*対象テキスト*
Age Calibrations of Magellanic Cloud Clusters


Hodge
1983 ApJ 264, 470 - 475




 アブストラクト

 主に主系列測光に基づき、マゼラン雲 81 星団の年齢を集めた。これらを用いて Searle, Wilkinson, Bagnuolo と van den Bergh の年齢クラスを較正した。 以前に発表された較正は系統的な改訂が必要である。特に炭素星を含む事に 基づいた年齢決定は直す必要がある。

I.イントロ 

 マゼラン雲の星団は星形成史を探る有用な道具である。 Hodge 1973 van den Bergh 1981 は星団形成域が年齢と共に変化する様子を調べた。同様に、分光、中間帯域 測光によるメタル量変化が Cohen 1981, Searle, Smith 1981, Harywick, Cowley 1981, Hodge 1981 らによって研究された。したがって、星団の年代決定法 を可能な限り正確に較正しておく必要がある。この論文は色等級図に基づく 星団年齢決定データを集めた。

*作業内容*
上にあるマゼラン雲星団の年齢較正についての文章を、一字も変えずに全文書き写してください。

*データ抜粋*
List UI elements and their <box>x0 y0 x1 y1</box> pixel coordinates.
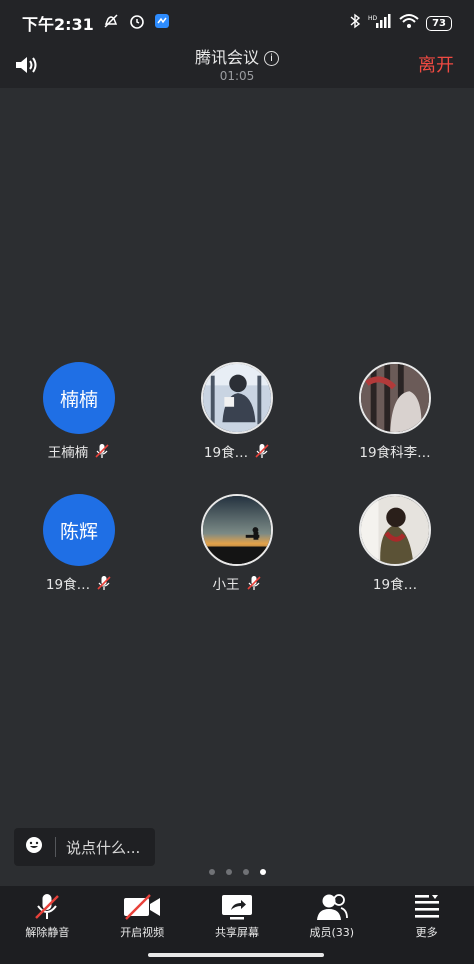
avatar: 陈辉 <box>43 494 115 566</box>
share-screen-label: 共享屏幕 <box>214 926 259 939</box>
participant-tile[interactable]: 楠楠 王楠楠 <box>0 362 158 461</box>
battery-indicator: 73 <box>426 15 452 31</box>
participant-name: 19食… <box>45 577 91 593</box>
start-video-button[interactable]: 开启视频 <box>95 886 190 944</box>
mic-muted-icon <box>94 443 110 459</box>
more-label: 更多 <box>415 926 438 939</box>
participant-name: 小王 <box>212 577 240 593</box>
participant-tile[interactable]: 陈辉 19食… <box>0 494 158 593</box>
avatar: 楠楠 <box>43 362 115 434</box>
meeting-header: 腾讯会议 i 01:05 离开 <box>0 46 474 88</box>
mic-muted-icon <box>96 575 112 591</box>
participant-tile[interactable]: 19食… <box>158 362 316 461</box>
participant-name: 王楠楠 <box>47 445 89 461</box>
page-dot[interactable] <box>242 869 249 875</box>
meeting-timer: 01:05 <box>219 69 255 83</box>
page-dot-active[interactable] <box>259 869 266 875</box>
clock-icon <box>128 12 146 34</box>
page-indicator <box>0 869 474 875</box>
unmute-button[interactable]: 解除静音 <box>0 886 95 944</box>
menu-icon <box>412 892 442 922</box>
share-screen-button[interactable]: 共享屏幕 <box>190 886 285 944</box>
mic-off-icon <box>32 892 62 922</box>
participant-name: 19食… <box>203 445 249 461</box>
members-label: 成员(33) <box>309 926 355 939</box>
unmute-label: 解除静音 <box>25 926 70 939</box>
participant-tile[interactable]: 19食科李… <box>316 362 474 461</box>
wifi-icon <box>399 13 419 33</box>
camera-off-icon <box>122 892 162 922</box>
alarm-off-icon <box>102 12 120 34</box>
meeting-title: 腾讯会议 <box>194 48 259 67</box>
participant-grid: 楠楠 王楠楠 19食… 19食科李… 陈辉 19食… 小王 19食… <box>0 362 474 593</box>
bluetooth-icon <box>349 13 361 33</box>
members-button[interactable]: 成员(33) <box>284 886 379 944</box>
more-button[interactable]: 更多 <box>379 886 474 944</box>
mic-muted-icon <box>246 575 262 591</box>
svg-text:HD: HD <box>368 15 378 22</box>
home-indicator[interactable] <box>148 953 324 957</box>
meeting-toolbar: 解除静音 开启视频 共享屏幕 成员(33) 更多 <box>0 886 474 944</box>
start-video-label: 开启视频 <box>120 926 165 939</box>
participant-tile[interactable]: 19食… <box>316 494 474 593</box>
share-screen-icon <box>220 892 254 922</box>
participant-tile[interactable]: 小王 <box>158 494 316 593</box>
chat-placeholder: 说点什么... <box>66 838 141 857</box>
status-bar: 下午2:31 HD 73 <box>0 0 474 46</box>
chat-input[interactable]: 说点什么... <box>14 828 155 866</box>
mic-muted-icon <box>254 443 270 459</box>
participant-name: 19食科李… <box>359 445 431 461</box>
leave-button[interactable]: 离开 <box>418 51 454 77</box>
avatar-photo <box>359 494 431 566</box>
avatar-photo <box>359 362 431 434</box>
app-notification-icon <box>154 13 170 33</box>
page-dot[interactable] <box>225 869 232 875</box>
status-time: 下午2:31 <box>22 15 94 34</box>
navigation-bar <box>0 944 474 964</box>
members-icon <box>314 892 350 922</box>
emoji-icon[interactable] <box>25 836 43 858</box>
participant-name: 19食… <box>372 577 418 593</box>
page-dot[interactable] <box>208 869 215 875</box>
signal-icon: HD <box>368 13 392 33</box>
avatar-photo <box>201 494 273 566</box>
avatar-photo <box>201 362 273 434</box>
info-icon[interactable]: i <box>264 51 279 66</box>
divider <box>55 837 56 857</box>
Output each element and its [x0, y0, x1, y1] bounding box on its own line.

*期待される出力*
Age Calibrations of Magellanic Cloud Clusters


Hodge
1983 ApJ 264, 470 - 475




 アブストラクト

 主に主系列測光に基づき、マゼラン雲 81 星団の年齢を集めた。これらを用いて Searle, Wilkinson, Bagnuolo と van den Bergh の年齢クラスを較正した。 以前に発表された較正は系統的な改訂が必要である。特に炭素星を含む事に 基づいた年齢決定は直す必要がある。

I.イントロ 

 マゼラン雲の星団は星形成史を探る有用な道具である。 Hodge 1973 van den Bergh 1981 は星団形成域が年齢と共に変化する様子を調べた。同様に、分光、中間帯域 測光によるメタル量変化が Cohen 1981, Searle, Smith 1981, Harywick, Cowley 1981, Hodge 1981 らによって研究された。したがって、星団の年代決定法 を可能な限り正確に較正しておく必要がある。この論文は色等級図に基づく 星団年齢決定データを集めた。